Raw data:
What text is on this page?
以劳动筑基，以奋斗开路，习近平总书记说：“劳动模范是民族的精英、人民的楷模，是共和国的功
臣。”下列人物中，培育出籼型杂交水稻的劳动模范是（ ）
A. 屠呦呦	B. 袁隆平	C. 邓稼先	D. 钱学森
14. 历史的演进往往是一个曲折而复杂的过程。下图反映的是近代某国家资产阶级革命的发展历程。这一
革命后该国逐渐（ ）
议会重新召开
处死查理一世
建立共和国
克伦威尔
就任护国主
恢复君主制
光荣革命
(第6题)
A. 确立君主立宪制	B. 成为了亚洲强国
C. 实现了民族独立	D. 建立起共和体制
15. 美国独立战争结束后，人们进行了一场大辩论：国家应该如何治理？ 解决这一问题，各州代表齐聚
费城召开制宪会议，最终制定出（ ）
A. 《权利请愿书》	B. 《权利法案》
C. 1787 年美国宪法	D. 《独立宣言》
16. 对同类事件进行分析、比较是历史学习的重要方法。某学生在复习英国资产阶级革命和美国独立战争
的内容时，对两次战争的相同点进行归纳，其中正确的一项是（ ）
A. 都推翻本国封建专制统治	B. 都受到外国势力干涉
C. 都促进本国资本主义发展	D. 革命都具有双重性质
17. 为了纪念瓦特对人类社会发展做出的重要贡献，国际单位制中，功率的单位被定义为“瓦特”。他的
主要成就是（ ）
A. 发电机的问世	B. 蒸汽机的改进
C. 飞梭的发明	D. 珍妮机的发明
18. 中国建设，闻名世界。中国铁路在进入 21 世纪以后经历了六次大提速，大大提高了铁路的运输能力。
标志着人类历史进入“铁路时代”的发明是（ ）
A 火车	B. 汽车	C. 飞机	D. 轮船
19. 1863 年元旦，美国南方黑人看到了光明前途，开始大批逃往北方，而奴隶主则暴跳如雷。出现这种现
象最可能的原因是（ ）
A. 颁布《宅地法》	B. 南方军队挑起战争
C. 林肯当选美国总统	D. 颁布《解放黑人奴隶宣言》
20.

Task to carry out: Reproduce every entry shown above, precisely as it stands.

Final answer:
What text is on this page?
以劳动筑基，以奋斗开路，习近平总书记说：“劳动模范是民族的精英、人民的楷模，是共和国的功
臣。”下列人物中，培育出籼型杂交水稻的劳动模范是（ ）
A. 屠呦呦	B. 袁隆平	C. 邓稼先	D. 钱学森
14. 历史的演进往往是一个曲折而复杂的过程。下图反映的是近代某国家资产阶级革命的发展历程。这一
革命后该国逐渐（ ）
议会重新召开
处死查理一世
建立共和国
克伦威尔
就任护国主
恢复君主制
光荣革命
(第6题)
A. 确立君主立宪制	B. 成为了亚洲强国
C. 实现了民族独立	D. 建立起共和体制
15. 美国独立战争结束后，人们进行了一场大辩论：国家应该如何治理？ 解决这一问题，各州代表齐聚
费城召开制宪会议，最终制定出（ ）
A. 《权利请愿书》	B. 《权利法案》
C. 1787 年美国宪法	D. 《独立宣言》
16. 对同类事件进行分析、比较是历史学习的重要方法。某学生在复习英国资产阶级革命和美国独立战争
的内容时，对两次战争的相同点进行归纳，其中正确的一项是（ ）
A. 都推翻本国封建专制统治	B. 都受到外国势力干涉
C. 都促进本国资本主义发展	D. 革命都具有双重性质
17. 为了纪念瓦特对人类社会发展做出的重要贡献，国际单位制中，功率的单位被定义为“瓦特”。他的
主要成就是（ ）
A. 发电机的问世	B. 蒸汽机的改进
C. 飞梭的发明	D. 珍妮机的发明
18. 中国建设，闻名世界。中国铁路在进入 21 世纪以后经历了六次大提速，大大提高了铁路的运输能力。
标志着人类历史进入“铁路时代”的发明是（ ）
A 火车	B. 汽车	C. 飞机	D. 轮船
19. 1863 年元旦，美国南方黑人看到了光明前途，开始大批逃往北方，而奴隶主则暴跳如雷。出现这种现
象最可能的原因是（ ）
A. 颁布《宅地法》	B. 南方军队挑起战争
C. 林肯当选美国总统	D. 颁布《解放黑人奴隶宣言》
20.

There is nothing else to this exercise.